◆ **Objective**
Work out the number of lines in the records that include the word "labels"; reply with that number alone.

◆ **Dataset rows about figures**
----

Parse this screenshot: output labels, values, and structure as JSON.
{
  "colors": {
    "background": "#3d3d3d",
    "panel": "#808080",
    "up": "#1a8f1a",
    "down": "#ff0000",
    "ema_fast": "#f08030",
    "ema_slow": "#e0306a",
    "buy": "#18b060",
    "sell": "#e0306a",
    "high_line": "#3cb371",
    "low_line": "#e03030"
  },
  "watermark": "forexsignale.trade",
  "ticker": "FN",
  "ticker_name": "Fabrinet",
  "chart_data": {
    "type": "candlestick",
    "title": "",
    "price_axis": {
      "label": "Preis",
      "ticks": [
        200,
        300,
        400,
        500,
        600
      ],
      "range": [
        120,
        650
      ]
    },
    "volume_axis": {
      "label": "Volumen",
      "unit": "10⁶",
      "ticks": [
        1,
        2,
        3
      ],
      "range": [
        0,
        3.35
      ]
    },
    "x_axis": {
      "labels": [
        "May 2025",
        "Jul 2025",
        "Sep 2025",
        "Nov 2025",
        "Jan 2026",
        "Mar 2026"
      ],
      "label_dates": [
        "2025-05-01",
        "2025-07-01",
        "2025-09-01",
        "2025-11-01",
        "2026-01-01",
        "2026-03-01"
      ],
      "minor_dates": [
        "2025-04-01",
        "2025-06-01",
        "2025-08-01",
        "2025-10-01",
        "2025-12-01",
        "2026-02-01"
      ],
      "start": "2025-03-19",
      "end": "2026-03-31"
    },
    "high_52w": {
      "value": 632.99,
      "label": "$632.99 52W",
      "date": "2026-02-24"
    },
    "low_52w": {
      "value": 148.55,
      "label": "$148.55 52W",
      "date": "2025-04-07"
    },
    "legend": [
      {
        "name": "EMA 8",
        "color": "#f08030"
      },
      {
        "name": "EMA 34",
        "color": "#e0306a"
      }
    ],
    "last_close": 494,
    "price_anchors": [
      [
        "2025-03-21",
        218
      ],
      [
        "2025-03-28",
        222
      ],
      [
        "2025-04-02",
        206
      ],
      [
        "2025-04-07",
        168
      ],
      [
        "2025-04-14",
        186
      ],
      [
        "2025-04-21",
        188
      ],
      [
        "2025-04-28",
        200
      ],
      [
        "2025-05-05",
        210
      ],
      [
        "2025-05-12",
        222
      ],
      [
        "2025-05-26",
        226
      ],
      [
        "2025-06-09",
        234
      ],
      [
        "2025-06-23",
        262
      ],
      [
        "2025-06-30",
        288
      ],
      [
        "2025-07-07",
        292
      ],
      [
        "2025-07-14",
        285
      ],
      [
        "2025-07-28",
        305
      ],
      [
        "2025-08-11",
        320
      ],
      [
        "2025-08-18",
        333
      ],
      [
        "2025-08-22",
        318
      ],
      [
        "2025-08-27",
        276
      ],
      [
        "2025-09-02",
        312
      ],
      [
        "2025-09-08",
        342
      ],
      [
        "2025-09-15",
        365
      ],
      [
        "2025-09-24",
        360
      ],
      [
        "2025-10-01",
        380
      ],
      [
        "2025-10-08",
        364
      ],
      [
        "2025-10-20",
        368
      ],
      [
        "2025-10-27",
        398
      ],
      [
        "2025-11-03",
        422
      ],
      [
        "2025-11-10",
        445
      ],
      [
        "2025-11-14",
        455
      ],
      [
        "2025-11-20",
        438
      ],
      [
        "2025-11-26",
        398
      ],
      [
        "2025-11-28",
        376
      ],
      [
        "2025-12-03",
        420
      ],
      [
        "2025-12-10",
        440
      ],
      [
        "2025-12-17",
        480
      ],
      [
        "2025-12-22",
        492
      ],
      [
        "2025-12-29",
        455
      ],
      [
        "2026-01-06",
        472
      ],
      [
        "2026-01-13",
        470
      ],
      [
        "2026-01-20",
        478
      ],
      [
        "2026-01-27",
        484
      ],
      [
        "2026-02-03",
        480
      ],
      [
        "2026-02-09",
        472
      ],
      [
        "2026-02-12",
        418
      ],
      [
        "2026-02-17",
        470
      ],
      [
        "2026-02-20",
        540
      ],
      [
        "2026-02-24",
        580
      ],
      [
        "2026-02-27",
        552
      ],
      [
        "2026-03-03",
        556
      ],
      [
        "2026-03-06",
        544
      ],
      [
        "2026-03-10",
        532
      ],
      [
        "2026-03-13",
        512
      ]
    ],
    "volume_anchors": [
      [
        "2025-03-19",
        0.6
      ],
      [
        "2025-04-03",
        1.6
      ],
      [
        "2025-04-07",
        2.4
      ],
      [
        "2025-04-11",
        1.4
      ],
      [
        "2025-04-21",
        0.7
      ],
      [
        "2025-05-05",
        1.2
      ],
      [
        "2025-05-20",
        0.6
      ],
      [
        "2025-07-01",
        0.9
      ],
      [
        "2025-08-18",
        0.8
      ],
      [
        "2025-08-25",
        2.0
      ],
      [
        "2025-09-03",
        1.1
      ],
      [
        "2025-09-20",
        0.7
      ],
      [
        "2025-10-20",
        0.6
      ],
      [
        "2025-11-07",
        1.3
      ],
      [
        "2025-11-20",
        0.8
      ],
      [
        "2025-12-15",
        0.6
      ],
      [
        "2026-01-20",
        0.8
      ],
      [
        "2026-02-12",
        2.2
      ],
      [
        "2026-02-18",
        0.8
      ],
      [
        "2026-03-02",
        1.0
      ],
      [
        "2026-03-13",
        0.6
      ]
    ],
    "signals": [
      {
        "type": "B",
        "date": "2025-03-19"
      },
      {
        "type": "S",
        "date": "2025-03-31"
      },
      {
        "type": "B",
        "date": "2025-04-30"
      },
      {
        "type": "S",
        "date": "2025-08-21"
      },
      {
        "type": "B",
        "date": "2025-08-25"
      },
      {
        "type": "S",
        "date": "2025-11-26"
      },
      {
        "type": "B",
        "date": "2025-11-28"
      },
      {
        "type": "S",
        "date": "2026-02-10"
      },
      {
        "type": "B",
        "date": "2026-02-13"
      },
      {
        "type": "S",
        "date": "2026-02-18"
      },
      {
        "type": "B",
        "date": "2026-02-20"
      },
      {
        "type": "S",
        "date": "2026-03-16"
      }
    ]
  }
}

----

◆ **Task result**
2